TASK DIRECTIONS: From the entries, return every line where the string "otak" shows up.

Saved entries:
>>

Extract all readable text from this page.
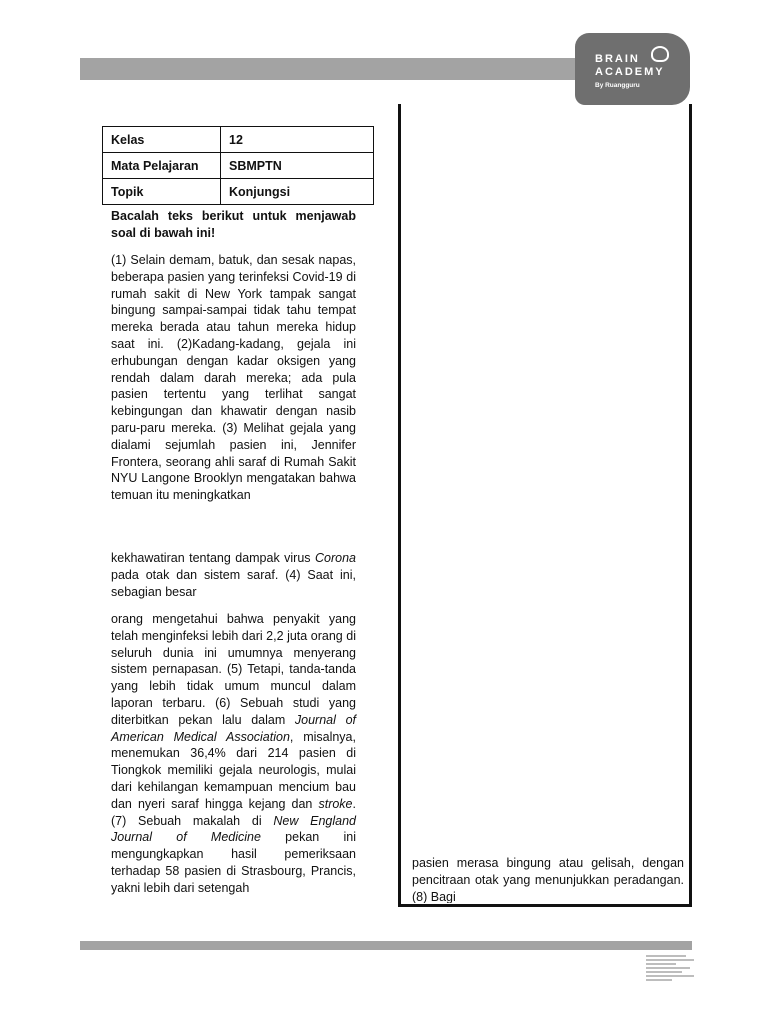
BRAIN
ACADEMY
By Ruangguru
Kelas	12
Mata Pelajaran	SBMPTN
Topik	Konjungsi
Bacalah teks berikut untuk menjawab soal di bawah ini!

(1) Selain demam, batuk, dan sesak napas, beberapa pasien yang terinfeksi Covid-19 di rumah sakit di New York tampak sangat bingung sampai-sampai tidak tahu tempat mereka berada atau tahun mereka hidup saat ini. (2)Kadang-kadang, gejala ini erhubungan dengan kadar oksigen yang rendah dalam darah mereka; ada pula pasien tertentu yang terlihat sangat kebingungan dan khawatir dengan nasib paru-paru mereka. (3) Melihat gejala yang dialami sejumlah pasien ini, Jennifer Frontera, seorang ahli saraf di Rumah Sakit NYU Langone Brooklyn mengatakan bahwa temuan itu meningkatkan

kekhawatiran tentang dampak virus Corona pada otak dan sistem saraf. (4) Saat ini, sebagian besar

orang mengetahui bahwa penyakit yang telah menginfeksi lebih dari 2,2 juta orang di seluruh dunia ini umumnya menyerang sistem pernapasan. (5) Tetapi, tanda-tanda yang lebih tidak umum muncul dalam laporan terbaru. (6) Sebuah studi yang diterbitkan pekan lalu dalam Journal of American Medical Association, misalnya, menemukan 36,4% dari 214 pasien di Tiongkok memiliki gejala neurologis, mulai dari kehilangan kemampuan mencium bau dan nyeri saraf hingga kejang dan stroke. (7) Sebuah makalah di New England Journal of Medicine pekan ini mengungkapkan hasil pemeriksaan terhadap 58 pasien di Strasbourg, Prancis, yakni lebih dari setengah

pasien merasa bingung atau gelisah, dengan pencitraan otak yang menunjukkan peradangan. (8) Bagi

<<

FINAL ANSWER:
kekhawatiran tentang dampak virus Corona pada otak dan sistem saraf. (4) Saat ini, sebagian besar
pasien merasa bingung atau gelisah, dengan pencitraan otak yang menunjukkan peradangan. (8) Bagi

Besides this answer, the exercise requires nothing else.